- _RECORDS SHOWN_:
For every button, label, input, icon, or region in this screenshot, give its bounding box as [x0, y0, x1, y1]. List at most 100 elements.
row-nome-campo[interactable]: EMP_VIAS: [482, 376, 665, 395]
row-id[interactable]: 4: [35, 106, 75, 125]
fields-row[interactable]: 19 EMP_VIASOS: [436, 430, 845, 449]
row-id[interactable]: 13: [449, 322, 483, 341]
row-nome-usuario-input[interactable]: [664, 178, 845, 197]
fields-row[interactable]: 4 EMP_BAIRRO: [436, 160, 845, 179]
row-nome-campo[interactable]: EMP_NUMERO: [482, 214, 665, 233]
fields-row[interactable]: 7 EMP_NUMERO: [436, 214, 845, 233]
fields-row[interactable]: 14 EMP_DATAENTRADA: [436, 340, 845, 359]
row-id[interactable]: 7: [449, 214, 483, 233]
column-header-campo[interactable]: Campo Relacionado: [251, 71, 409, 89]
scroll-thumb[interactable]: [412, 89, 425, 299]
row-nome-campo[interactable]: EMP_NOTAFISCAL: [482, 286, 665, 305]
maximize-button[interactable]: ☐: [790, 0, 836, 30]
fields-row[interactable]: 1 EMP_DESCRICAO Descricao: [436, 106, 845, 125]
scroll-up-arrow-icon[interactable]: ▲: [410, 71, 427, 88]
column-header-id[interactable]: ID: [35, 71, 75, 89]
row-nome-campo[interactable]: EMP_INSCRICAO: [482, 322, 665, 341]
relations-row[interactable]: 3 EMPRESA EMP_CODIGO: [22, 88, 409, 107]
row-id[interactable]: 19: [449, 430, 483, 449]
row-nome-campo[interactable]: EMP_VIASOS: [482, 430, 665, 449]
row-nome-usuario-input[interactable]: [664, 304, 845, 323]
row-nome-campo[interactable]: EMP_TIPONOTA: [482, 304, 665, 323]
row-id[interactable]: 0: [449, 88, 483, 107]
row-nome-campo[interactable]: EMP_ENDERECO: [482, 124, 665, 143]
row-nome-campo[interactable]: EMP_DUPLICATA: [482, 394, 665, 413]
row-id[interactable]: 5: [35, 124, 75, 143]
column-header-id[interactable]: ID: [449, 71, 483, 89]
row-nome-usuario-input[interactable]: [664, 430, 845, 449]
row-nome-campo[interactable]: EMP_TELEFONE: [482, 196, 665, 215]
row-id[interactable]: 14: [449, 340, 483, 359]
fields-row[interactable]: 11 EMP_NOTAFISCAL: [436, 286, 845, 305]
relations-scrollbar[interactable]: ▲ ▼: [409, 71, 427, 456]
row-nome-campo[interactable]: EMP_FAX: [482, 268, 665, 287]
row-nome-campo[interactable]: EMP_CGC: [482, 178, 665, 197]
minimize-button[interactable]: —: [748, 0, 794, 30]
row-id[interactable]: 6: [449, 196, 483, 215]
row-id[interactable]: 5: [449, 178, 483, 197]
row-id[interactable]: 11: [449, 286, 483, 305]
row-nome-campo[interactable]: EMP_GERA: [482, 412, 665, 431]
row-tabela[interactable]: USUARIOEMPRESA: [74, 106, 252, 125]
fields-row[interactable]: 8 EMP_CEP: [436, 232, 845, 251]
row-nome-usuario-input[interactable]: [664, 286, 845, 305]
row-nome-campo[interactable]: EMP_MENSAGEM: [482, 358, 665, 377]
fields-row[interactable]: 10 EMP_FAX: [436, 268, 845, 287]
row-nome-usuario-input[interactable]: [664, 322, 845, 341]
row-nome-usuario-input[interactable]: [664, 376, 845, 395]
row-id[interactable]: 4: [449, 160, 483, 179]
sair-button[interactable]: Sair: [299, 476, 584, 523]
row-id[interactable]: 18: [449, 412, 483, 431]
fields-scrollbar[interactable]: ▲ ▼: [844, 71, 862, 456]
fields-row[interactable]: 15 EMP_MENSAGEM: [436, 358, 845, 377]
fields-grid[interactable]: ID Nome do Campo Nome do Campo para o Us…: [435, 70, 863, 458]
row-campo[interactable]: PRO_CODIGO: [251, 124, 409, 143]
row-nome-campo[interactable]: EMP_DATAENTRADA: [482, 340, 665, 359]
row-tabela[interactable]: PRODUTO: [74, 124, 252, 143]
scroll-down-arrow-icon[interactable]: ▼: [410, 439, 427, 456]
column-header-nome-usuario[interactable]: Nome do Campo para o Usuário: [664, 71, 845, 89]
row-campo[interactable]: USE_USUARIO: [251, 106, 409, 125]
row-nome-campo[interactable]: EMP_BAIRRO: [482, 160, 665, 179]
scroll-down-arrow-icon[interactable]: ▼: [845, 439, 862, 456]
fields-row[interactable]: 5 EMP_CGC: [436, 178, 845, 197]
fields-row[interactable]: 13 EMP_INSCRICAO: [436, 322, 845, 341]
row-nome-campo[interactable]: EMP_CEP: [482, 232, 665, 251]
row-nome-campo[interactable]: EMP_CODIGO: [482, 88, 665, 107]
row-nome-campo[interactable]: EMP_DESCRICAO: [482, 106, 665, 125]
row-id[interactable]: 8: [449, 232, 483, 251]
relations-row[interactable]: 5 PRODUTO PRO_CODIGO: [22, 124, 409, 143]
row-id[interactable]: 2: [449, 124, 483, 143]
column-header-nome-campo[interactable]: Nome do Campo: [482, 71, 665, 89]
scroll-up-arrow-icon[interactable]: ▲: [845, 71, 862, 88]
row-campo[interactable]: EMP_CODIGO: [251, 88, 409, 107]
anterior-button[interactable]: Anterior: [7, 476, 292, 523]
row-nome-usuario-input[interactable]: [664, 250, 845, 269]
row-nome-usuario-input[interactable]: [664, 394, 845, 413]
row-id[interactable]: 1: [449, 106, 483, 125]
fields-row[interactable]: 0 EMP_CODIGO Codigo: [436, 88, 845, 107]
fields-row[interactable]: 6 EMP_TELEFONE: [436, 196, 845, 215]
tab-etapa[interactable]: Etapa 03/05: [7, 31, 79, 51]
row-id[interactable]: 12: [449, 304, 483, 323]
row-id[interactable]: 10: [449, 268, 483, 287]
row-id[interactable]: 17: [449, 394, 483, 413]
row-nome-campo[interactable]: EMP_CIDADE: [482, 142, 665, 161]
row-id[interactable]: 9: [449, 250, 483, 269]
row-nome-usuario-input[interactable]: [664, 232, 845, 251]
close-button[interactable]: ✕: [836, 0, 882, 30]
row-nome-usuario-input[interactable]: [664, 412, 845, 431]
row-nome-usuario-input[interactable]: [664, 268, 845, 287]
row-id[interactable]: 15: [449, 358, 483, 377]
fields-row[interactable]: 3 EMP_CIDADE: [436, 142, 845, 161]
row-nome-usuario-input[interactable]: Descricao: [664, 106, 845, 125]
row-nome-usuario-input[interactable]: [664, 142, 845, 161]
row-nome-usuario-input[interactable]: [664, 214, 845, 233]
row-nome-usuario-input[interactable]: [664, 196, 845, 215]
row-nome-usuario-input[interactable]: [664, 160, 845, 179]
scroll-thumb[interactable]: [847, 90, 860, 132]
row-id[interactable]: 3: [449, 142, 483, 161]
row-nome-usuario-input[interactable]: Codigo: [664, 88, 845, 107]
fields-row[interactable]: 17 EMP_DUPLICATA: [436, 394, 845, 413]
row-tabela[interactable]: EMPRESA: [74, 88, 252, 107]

- _DO THIS_: Reproduce every line of the records above character for character, in the same order.

- _PROBLEM SOLUTION_:
For every button, label, input, icon, or region in this screenshot, give its bounding box as [x0, y0, x1, y1]. List at most 100 elements.
row-nome-campo[interactable]: EMP_VIAS: [482, 376, 665, 395]
row-id[interactable]: 4: [35, 106, 75, 125]
fields-row[interactable]: 19 EMP_VIASOS: [436, 430, 845, 449]
row-id[interactable]: 13: [449, 322, 483, 341]
row-nome-usuario-input[interactable]: [664, 178, 845, 197]
fields-row[interactable]: 4 EMP_BAIRRO: [436, 160, 845, 179]
row-nome-campo[interactable]: EMP_NUMERO: [482, 214, 665, 233]
fields-row[interactable]: 7 EMP_NUMERO: [436, 214, 845, 233]
fields-row[interactable]: 14 EMP_DATAENTRADA: [436, 340, 845, 359]
row-id[interactable]: 7: [449, 214, 483, 233]
column-header-campo[interactable]: Campo Relacionado: [251, 71, 409, 89]
scroll-thumb[interactable]: [412, 89, 425, 299]
row-nome-campo[interactable]: EMP_NOTAFISCAL: [482, 286, 665, 305]
maximize-button[interactable]: ☐: [790, 0, 836, 30]
fields-row[interactable]: 1 EMP_DESCRICAO Descricao: [436, 106, 845, 125]
scroll-up-arrow-icon[interactable]: ▲: [410, 71, 427, 88]
column-header-id[interactable]: ID: [35, 71, 75, 89]
row-nome-campo[interactable]: EMP_INSCRICAO: [482, 322, 665, 341]
relations-row[interactable]: 3 EMPRESA EMP_CODIGO: [22, 88, 409, 107]
row-id[interactable]: 19: [449, 430, 483, 449]
row-nome-campo[interactable]: EMP_VIASOS: [482, 430, 665, 449]
row-nome-usuario-input[interactable]: [664, 304, 845, 323]
row-nome-campo[interactable]: EMP_TIPONOTA: [482, 304, 665, 323]
row-id[interactable]: 0: [449, 88, 483, 107]
row-nome-campo[interactable]: EMP_ENDERECO: [482, 124, 665, 143]
row-nome-campo[interactable]: EMP_DUPLICATA: [482, 394, 665, 413]
row-id[interactable]: 5: [35, 124, 75, 143]
column-header-id[interactable]: ID: [449, 71, 483, 89]
row-nome-usuario-input[interactable]: [664, 430, 845, 449]
row-nome-campo[interactable]: EMP_TELEFONE: [482, 196, 665, 215]
row-id[interactable]: 14: [449, 340, 483, 359]
fields-row[interactable]: 11 EMP_NOTAFISCAL: [436, 286, 845, 305]
relations-scrollbar[interactable]: ▲ ▼: [409, 71, 427, 456]
row-nome-campo[interactable]: EMP_FAX: [482, 268, 665, 287]
row-nome-campo[interactable]: EMP_CGC: [482, 178, 665, 197]
minimize-button[interactable]: —: [748, 0, 794, 30]
row-id[interactable]: 6: [449, 196, 483, 215]
row-id[interactable]: 5: [449, 178, 483, 197]
row-id[interactable]: 11: [449, 286, 483, 305]
row-nome-campo[interactable]: EMP_GERA: [482, 412, 665, 431]
row-tabela[interactable]: USUARIOEMPRESA: [74, 106, 252, 125]
fields-row[interactable]: 8 EMP_CEP: [436, 232, 845, 251]
row-nome-usuario-input[interactable]: [664, 286, 845, 305]
row-nome-campo[interactable]: EMP_MENSAGEM: [482, 358, 665, 377]
fields-row[interactable]: 10 EMP_FAX: [436, 268, 845, 287]
row-nome-usuario-input[interactable]: [664, 322, 845, 341]
row-nome-usuario-input[interactable]: [664, 376, 845, 395]
row-id[interactable]: 4: [449, 160, 483, 179]
sair-button[interactable]: Sair: [299, 476, 584, 523]
row-id[interactable]: 18: [449, 412, 483, 431]
fields-scrollbar[interactable]: ▲ ▼: [844, 71, 862, 456]
fields-row[interactable]: 15 EMP_MENSAGEM: [436, 358, 845, 377]
fields-grid[interactable]: ID Nome do Campo Nome do Campo para o Us…: [435, 70, 863, 458]
row-campo[interactable]: PRO_CODIGO: [251, 124, 409, 143]
row-nome-campo[interactable]: EMP_DATAENTRADA: [482, 340, 665, 359]
row-tabela[interactable]: PRODUTO: [74, 124, 252, 143]
scroll-down-arrow-icon[interactable]: ▼: [410, 439, 427, 456]
column-header-nome-usuario[interactable]: Nome do Campo para o Usuário: [664, 71, 845, 89]
row-campo[interactable]: USE_USUARIO: [251, 106, 409, 125]
row-nome-campo[interactable]: EMP_BAIRRO: [482, 160, 665, 179]
scroll-down-arrow-icon[interactable]: ▼: [845, 439, 862, 456]
fields-row[interactable]: 5 EMP_CGC: [436, 178, 845, 197]
fields-row[interactable]: 13 EMP_INSCRICAO: [436, 322, 845, 341]
row-nome-campo[interactable]: EMP_CEP: [482, 232, 665, 251]
row-nome-campo[interactable]: EMP_CODIGO: [482, 88, 665, 107]
row-nome-campo[interactable]: EMP_DESCRICAO: [482, 106, 665, 125]
row-id[interactable]: 8: [449, 232, 483, 251]
relations-row[interactable]: 5 PRODUTO PRO_CODIGO: [22, 124, 409, 143]
row-id[interactable]: 2: [449, 124, 483, 143]
column-header-nome-campo[interactable]: Nome do Campo: [482, 71, 665, 89]
scroll-up-arrow-icon[interactable]: ▲: [845, 71, 862, 88]
row-campo[interactable]: EMP_CODIGO: [251, 88, 409, 107]
anterior-button[interactable]: Anterior: [7, 476, 292, 523]
row-nome-usuario-input[interactable]: [664, 250, 845, 269]
row-nome-usuario-input[interactable]: [664, 394, 845, 413]
row-id[interactable]: 1: [449, 106, 483, 125]
fields-row[interactable]: 0 EMP_CODIGO Codigo: [436, 88, 845, 107]
fields-row[interactable]: 6 EMP_TELEFONE: [436, 196, 845, 215]
tab-etapa[interactable]: Etapa 03/05: [7, 31, 79, 51]
row-id[interactable]: 12: [449, 304, 483, 323]
row-id[interactable]: 10: [449, 268, 483, 287]
row-id[interactable]: 17: [449, 394, 483, 413]
row-nome-campo[interactable]: EMP_CIDADE: [482, 142, 665, 161]
row-id[interactable]: 9: [449, 250, 483, 269]
row-nome-usuario-input[interactable]: [664, 232, 845, 251]
close-button[interactable]: ✕: [836, 0, 882, 30]
row-nome-usuario-input[interactable]: [664, 412, 845, 431]
row-nome-usuario-input[interactable]: [664, 268, 845, 287]
row-id[interactable]: 15: [449, 358, 483, 377]
fields-row[interactable]: 3 EMP_CIDADE: [436, 142, 845, 161]
row-nome-usuario-input[interactable]: Descricao: [664, 106, 845, 125]
row-nome-usuario-input[interactable]: [664, 142, 845, 161]
row-nome-usuario-input[interactable]: [664, 214, 845, 233]
row-nome-usuario-input[interactable]: [664, 196, 845, 215]
row-nome-usuario-input[interactable]: [664, 160, 845, 179]
scroll-thumb[interactable]: [847, 90, 860, 132]
row-id[interactable]: 3: [449, 142, 483, 161]
row-nome-usuario-input[interactable]: Codigo: [664, 88, 845, 107]
fields-row[interactable]: 17 EMP_DUPLICATA: [436, 394, 845, 413]
row-tabela[interactable]: EMPRESA: [74, 88, 252, 107]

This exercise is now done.